| Direction |
Each line that holds the word "thức" is to be identified and copied.

- - - -

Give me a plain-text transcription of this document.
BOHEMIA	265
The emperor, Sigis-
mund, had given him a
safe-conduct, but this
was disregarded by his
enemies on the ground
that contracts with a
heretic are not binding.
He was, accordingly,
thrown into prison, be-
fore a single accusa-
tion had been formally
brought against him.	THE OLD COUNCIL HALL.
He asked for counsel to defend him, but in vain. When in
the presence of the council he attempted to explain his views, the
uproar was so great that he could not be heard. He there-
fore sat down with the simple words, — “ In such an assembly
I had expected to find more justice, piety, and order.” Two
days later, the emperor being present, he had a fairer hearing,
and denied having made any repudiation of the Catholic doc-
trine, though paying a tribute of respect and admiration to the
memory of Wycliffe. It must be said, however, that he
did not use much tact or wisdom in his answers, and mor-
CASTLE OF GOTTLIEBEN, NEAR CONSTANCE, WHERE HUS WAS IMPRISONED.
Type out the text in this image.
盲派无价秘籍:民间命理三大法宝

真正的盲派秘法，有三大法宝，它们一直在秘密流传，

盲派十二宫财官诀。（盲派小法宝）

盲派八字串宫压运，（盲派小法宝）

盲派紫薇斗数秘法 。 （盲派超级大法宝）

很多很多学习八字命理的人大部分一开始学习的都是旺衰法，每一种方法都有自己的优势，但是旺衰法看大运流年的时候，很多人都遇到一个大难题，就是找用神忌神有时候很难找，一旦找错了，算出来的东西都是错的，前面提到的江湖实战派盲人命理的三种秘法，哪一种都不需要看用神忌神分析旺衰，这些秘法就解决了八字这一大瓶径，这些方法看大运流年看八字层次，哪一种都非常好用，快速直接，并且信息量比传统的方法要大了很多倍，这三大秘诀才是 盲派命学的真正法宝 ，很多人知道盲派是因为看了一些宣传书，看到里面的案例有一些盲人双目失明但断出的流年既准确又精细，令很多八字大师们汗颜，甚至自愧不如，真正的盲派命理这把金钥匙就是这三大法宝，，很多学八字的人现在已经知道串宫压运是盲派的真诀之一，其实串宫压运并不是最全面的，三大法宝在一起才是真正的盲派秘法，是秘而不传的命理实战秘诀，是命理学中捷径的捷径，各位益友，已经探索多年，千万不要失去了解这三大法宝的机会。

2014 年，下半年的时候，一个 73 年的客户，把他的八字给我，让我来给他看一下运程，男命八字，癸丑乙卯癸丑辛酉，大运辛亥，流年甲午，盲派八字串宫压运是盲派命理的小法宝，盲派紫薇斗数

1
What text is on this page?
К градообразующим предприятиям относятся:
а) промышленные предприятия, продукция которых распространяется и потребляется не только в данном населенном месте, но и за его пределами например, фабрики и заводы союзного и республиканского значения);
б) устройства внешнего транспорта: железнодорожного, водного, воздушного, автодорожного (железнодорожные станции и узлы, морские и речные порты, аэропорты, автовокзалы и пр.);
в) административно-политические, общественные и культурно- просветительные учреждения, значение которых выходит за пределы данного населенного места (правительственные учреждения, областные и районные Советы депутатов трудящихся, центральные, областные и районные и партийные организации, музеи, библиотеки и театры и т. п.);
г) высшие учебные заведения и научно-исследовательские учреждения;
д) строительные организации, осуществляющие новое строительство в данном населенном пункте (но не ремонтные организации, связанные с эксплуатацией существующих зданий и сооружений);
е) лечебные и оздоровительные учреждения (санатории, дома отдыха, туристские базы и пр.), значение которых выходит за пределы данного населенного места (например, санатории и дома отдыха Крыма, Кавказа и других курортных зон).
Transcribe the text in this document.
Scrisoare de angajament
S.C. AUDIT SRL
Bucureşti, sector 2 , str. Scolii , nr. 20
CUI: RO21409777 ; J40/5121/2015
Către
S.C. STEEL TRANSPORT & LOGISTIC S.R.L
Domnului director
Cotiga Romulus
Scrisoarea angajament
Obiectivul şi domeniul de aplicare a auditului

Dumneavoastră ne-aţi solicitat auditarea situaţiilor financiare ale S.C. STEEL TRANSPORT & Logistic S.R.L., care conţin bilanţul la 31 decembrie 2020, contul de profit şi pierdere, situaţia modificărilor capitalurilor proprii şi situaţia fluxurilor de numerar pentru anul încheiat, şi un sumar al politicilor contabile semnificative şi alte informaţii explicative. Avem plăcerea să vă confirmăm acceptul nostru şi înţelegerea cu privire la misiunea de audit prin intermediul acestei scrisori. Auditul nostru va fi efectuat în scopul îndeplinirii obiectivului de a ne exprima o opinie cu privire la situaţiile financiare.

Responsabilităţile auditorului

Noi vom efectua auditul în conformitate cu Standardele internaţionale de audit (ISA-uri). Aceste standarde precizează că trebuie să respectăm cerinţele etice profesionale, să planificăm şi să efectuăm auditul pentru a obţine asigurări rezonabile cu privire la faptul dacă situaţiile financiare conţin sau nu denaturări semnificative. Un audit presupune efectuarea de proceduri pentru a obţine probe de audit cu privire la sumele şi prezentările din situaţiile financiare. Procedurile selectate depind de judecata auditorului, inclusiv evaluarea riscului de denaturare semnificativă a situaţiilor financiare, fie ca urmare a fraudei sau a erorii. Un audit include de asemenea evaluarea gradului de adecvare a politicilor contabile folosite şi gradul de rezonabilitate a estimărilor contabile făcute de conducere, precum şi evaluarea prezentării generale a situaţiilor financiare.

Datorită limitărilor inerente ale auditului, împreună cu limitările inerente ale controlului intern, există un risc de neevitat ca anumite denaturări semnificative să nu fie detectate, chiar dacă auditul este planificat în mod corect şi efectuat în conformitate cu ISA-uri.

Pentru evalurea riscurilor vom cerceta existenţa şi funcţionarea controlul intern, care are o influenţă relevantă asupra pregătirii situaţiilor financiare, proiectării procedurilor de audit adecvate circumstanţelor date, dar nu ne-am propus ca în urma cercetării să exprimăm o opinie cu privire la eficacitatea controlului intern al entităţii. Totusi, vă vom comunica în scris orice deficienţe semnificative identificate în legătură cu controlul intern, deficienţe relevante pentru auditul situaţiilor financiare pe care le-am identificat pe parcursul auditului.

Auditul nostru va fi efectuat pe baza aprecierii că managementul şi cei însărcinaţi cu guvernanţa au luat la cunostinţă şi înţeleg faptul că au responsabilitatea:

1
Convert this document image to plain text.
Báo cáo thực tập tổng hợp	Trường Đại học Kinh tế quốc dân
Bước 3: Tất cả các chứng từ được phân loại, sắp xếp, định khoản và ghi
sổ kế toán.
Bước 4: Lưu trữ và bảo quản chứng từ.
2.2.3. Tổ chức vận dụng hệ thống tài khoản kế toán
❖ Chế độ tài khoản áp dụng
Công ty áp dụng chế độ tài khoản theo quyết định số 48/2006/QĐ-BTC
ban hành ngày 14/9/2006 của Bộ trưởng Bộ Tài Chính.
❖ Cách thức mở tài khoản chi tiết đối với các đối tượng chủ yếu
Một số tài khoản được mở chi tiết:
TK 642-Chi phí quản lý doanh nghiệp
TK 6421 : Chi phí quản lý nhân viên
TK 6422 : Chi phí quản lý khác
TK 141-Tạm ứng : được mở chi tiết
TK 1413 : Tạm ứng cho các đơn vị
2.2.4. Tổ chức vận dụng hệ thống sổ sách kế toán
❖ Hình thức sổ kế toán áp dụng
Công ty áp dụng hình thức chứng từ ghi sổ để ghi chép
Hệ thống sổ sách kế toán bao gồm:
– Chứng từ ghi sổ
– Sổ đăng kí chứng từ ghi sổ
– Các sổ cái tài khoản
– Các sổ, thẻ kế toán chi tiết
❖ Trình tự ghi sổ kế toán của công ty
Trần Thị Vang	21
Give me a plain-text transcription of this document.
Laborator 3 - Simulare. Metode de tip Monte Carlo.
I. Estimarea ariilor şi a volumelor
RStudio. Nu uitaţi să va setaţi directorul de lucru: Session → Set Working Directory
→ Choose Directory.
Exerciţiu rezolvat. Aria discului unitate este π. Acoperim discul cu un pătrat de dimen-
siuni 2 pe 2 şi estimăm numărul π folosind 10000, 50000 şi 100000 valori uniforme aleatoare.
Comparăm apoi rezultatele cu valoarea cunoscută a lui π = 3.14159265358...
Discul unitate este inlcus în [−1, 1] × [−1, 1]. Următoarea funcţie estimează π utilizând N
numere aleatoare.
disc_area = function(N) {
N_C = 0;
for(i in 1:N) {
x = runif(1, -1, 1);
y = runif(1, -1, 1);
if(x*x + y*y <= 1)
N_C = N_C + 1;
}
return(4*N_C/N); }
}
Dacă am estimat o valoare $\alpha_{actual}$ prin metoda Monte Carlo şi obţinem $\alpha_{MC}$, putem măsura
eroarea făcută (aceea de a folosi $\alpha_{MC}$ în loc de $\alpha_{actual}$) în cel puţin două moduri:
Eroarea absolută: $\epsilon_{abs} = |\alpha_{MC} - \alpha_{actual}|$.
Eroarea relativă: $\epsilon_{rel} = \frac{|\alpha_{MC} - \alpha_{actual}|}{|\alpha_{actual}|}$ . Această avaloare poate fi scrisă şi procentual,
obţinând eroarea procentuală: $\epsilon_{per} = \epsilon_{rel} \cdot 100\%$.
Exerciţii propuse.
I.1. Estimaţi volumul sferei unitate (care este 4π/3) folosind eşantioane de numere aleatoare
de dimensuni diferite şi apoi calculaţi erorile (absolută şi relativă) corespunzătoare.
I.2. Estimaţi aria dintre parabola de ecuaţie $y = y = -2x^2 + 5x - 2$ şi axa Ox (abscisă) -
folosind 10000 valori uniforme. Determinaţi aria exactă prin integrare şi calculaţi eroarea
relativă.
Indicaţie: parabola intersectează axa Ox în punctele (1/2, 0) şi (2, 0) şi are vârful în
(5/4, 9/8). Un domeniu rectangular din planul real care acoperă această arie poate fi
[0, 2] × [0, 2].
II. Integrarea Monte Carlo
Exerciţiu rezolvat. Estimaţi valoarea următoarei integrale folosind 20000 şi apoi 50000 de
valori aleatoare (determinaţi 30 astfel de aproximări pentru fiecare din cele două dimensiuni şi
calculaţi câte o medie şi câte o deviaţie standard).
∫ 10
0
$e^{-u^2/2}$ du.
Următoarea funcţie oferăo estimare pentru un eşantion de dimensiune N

- - - -

| Written response |
❖ Cách thức mở tài khoản chi tiết đối với các đối tượng chủ yếu
❖ Hình thức sổ kế toán áp dụng
Công ty áp dụng hình thức chứng từ ghi sổ để ghi chép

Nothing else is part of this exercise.